start

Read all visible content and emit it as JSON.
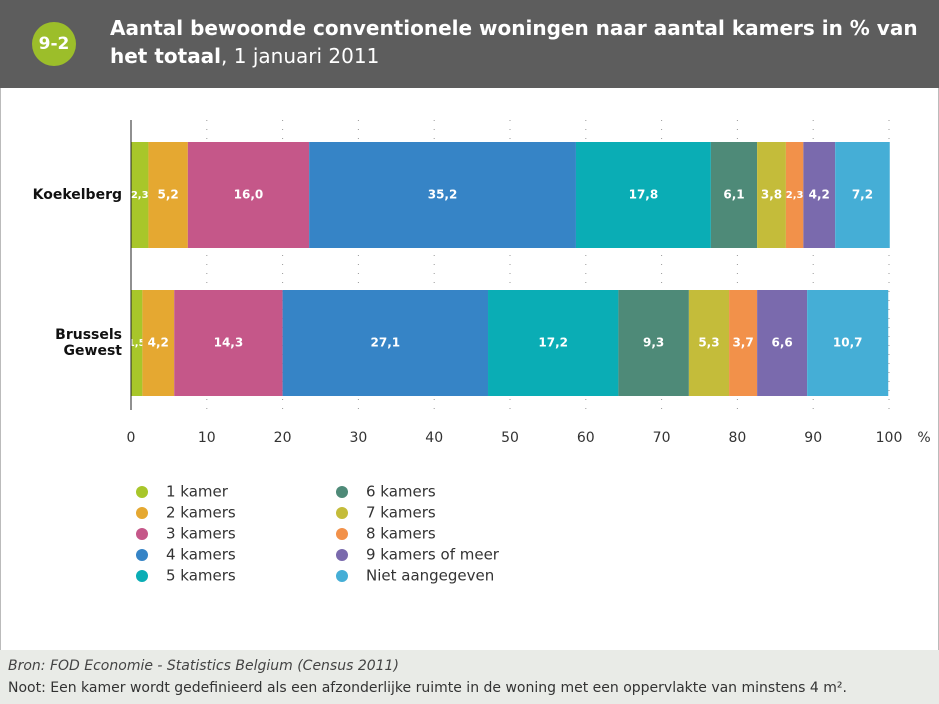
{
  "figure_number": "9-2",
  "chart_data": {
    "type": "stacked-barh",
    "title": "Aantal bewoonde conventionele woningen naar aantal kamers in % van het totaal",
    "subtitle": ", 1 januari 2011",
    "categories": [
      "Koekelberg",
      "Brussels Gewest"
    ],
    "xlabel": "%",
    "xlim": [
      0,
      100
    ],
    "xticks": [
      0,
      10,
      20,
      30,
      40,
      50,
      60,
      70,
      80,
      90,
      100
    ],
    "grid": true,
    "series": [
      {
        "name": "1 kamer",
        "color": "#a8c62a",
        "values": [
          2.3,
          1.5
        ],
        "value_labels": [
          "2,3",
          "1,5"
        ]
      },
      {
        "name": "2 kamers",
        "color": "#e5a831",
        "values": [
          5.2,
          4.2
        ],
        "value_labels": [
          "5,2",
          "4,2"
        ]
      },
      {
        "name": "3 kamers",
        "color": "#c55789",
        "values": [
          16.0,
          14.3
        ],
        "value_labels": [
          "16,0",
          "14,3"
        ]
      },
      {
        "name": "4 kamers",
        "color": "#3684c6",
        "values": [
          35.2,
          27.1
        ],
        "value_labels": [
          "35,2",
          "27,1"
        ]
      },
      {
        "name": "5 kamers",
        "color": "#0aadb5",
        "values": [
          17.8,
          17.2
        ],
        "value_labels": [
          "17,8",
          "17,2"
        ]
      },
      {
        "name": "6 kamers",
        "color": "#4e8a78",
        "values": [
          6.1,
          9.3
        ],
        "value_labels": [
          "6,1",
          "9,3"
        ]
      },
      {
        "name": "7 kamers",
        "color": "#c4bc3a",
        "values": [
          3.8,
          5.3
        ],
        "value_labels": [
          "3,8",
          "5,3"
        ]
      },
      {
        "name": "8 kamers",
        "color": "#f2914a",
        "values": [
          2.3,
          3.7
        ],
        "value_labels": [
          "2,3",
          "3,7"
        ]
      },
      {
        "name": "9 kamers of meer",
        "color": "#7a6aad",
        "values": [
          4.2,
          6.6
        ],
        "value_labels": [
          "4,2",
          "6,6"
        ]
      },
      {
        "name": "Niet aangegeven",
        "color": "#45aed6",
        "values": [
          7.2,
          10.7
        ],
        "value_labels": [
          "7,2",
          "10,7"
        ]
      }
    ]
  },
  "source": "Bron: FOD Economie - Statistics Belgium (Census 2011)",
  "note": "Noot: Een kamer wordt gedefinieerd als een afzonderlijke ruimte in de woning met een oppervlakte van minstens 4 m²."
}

end

From the listing above, collect every line that mentions the word "color".

        "color": "#a8c62a",
        "color": "#e5a831",
        "color": "#c55789",
        "color": "#3684c6",
        "color": "#0aadb5",
        "color": "#4e8a78",
        "color": "#c4bc3a",
        "color": "#f2914a",
        "color": "#7a6aad",
        "color": "#45aed6",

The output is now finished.